EXERCISE OBJECTIVE:
Reply with one number: the count of lines in the records below that hold "bottom".

RECORDS FOR THE TASK:
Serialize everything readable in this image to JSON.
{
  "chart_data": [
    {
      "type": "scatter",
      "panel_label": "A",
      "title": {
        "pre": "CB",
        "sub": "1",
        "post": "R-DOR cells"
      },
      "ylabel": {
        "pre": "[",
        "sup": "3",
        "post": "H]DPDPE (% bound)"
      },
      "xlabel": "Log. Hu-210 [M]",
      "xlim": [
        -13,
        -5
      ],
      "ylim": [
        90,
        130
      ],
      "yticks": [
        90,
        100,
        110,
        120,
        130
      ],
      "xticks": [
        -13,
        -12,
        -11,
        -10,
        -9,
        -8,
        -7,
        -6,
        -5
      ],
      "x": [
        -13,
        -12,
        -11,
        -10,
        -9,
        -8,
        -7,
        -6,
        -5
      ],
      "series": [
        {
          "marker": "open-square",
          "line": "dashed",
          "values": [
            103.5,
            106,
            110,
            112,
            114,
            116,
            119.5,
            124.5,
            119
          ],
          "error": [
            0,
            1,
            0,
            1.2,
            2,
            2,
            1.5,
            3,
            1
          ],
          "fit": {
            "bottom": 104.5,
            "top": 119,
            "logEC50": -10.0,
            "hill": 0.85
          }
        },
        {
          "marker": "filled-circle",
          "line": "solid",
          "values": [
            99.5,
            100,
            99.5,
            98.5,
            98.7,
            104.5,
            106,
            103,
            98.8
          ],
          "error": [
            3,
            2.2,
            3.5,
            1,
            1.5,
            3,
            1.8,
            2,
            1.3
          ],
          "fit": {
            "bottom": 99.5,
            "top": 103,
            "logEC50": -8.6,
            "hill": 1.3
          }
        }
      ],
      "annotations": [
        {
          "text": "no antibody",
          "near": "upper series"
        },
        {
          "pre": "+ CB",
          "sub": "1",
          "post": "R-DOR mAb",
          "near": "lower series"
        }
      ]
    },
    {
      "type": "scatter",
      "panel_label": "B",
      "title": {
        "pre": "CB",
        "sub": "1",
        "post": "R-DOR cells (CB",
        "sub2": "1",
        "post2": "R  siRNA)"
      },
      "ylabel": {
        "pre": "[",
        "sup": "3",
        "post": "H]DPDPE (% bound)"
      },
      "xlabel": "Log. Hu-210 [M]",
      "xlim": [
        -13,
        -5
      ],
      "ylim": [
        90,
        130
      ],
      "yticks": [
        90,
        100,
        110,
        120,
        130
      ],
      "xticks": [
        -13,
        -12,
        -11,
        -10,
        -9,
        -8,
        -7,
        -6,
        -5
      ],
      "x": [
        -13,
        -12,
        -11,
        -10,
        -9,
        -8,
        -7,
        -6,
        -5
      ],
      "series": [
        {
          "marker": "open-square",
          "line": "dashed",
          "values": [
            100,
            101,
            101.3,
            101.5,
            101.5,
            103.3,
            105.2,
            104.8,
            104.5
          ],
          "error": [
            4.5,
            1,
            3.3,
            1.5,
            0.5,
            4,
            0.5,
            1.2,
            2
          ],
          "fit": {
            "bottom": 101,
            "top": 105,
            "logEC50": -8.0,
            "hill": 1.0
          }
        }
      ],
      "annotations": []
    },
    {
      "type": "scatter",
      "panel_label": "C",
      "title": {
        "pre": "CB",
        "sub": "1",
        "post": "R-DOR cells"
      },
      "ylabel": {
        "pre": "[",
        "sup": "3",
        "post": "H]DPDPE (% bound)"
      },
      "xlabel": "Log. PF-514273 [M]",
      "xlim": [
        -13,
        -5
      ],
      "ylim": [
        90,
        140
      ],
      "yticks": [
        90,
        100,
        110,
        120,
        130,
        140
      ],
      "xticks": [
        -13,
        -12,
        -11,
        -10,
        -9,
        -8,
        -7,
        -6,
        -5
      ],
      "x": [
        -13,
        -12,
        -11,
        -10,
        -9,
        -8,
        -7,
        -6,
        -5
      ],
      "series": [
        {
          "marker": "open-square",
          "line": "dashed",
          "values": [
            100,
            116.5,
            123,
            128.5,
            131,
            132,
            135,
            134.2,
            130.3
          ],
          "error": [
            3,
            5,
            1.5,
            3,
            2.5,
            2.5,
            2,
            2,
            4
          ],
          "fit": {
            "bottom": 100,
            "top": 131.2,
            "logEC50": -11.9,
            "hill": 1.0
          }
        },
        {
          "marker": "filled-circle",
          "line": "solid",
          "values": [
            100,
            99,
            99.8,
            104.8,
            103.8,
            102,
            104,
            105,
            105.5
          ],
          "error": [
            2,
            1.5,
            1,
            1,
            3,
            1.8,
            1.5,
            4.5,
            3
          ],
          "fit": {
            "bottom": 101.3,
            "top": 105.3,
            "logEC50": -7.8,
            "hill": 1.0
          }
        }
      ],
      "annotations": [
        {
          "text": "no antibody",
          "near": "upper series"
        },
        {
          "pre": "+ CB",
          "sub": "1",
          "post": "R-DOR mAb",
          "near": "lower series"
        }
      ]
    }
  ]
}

--

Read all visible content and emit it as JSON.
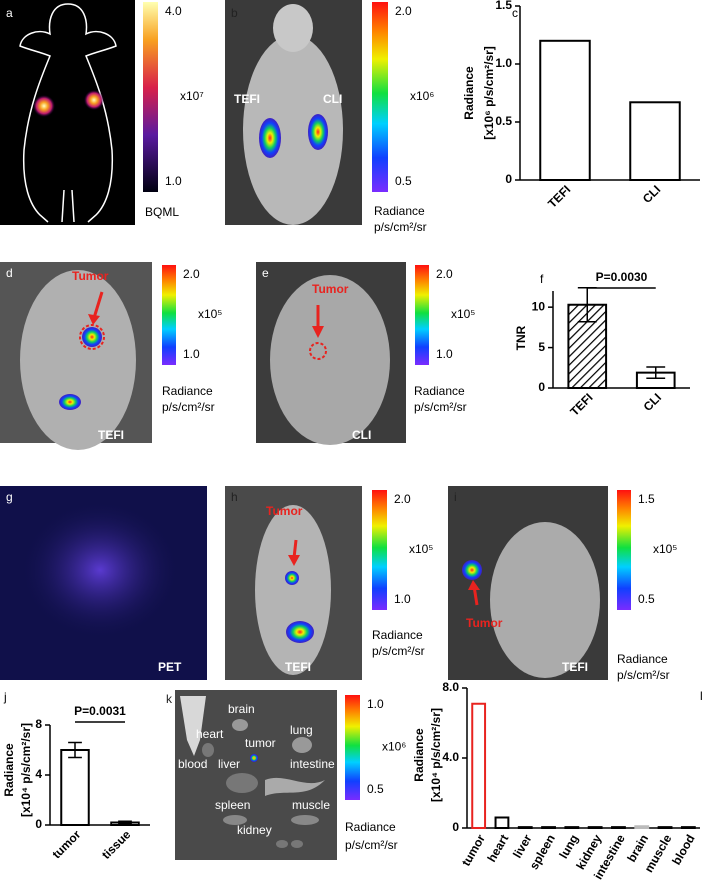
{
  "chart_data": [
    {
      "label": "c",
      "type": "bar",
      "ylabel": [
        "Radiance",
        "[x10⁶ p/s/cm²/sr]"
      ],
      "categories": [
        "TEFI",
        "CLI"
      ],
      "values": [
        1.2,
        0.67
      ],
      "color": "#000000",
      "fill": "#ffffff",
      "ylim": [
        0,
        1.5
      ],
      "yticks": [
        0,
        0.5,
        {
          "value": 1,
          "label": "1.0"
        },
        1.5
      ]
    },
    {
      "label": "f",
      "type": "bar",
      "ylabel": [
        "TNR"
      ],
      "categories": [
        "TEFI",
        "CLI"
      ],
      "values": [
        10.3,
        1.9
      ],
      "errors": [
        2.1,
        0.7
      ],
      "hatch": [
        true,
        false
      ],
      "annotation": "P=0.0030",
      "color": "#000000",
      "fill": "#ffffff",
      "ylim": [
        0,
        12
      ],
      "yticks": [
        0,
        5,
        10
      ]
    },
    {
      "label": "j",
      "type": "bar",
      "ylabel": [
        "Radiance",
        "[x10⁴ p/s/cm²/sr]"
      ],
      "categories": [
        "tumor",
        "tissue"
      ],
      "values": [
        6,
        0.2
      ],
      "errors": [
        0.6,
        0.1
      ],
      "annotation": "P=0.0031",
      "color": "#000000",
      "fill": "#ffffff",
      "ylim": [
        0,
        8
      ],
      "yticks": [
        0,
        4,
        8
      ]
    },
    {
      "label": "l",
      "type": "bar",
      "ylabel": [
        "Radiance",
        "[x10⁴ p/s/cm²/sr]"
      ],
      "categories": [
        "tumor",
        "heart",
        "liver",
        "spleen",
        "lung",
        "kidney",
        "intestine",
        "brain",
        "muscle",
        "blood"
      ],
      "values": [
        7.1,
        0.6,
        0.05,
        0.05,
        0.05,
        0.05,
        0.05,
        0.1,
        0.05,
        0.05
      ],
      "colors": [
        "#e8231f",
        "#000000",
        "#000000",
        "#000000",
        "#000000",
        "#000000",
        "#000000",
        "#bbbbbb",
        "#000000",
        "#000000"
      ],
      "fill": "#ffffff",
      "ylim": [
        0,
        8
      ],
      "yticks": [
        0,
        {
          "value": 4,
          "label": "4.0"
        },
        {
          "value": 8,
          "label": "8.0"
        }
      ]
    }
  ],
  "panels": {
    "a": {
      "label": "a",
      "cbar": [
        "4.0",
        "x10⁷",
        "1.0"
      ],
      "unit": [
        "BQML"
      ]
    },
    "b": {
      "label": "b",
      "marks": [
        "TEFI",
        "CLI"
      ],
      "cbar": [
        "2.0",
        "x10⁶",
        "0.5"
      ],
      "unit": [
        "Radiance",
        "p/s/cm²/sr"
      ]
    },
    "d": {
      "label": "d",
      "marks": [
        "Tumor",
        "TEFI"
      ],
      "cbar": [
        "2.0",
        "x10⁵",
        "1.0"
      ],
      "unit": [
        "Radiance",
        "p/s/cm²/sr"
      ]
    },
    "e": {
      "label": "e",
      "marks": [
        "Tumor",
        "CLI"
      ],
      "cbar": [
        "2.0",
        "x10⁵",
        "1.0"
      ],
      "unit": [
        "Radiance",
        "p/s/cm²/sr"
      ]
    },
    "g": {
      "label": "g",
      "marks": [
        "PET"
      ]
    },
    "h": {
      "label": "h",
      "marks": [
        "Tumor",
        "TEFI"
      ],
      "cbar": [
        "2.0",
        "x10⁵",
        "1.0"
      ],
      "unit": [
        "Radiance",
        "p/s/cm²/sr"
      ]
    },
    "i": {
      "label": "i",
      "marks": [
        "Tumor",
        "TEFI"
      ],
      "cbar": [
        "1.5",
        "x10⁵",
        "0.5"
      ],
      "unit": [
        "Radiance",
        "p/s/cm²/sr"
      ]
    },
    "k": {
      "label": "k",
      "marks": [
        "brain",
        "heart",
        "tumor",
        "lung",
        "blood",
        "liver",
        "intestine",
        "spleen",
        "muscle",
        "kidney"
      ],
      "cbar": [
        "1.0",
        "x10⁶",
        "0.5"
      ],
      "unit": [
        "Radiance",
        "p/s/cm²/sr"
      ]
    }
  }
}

ANSWER SPACE:
5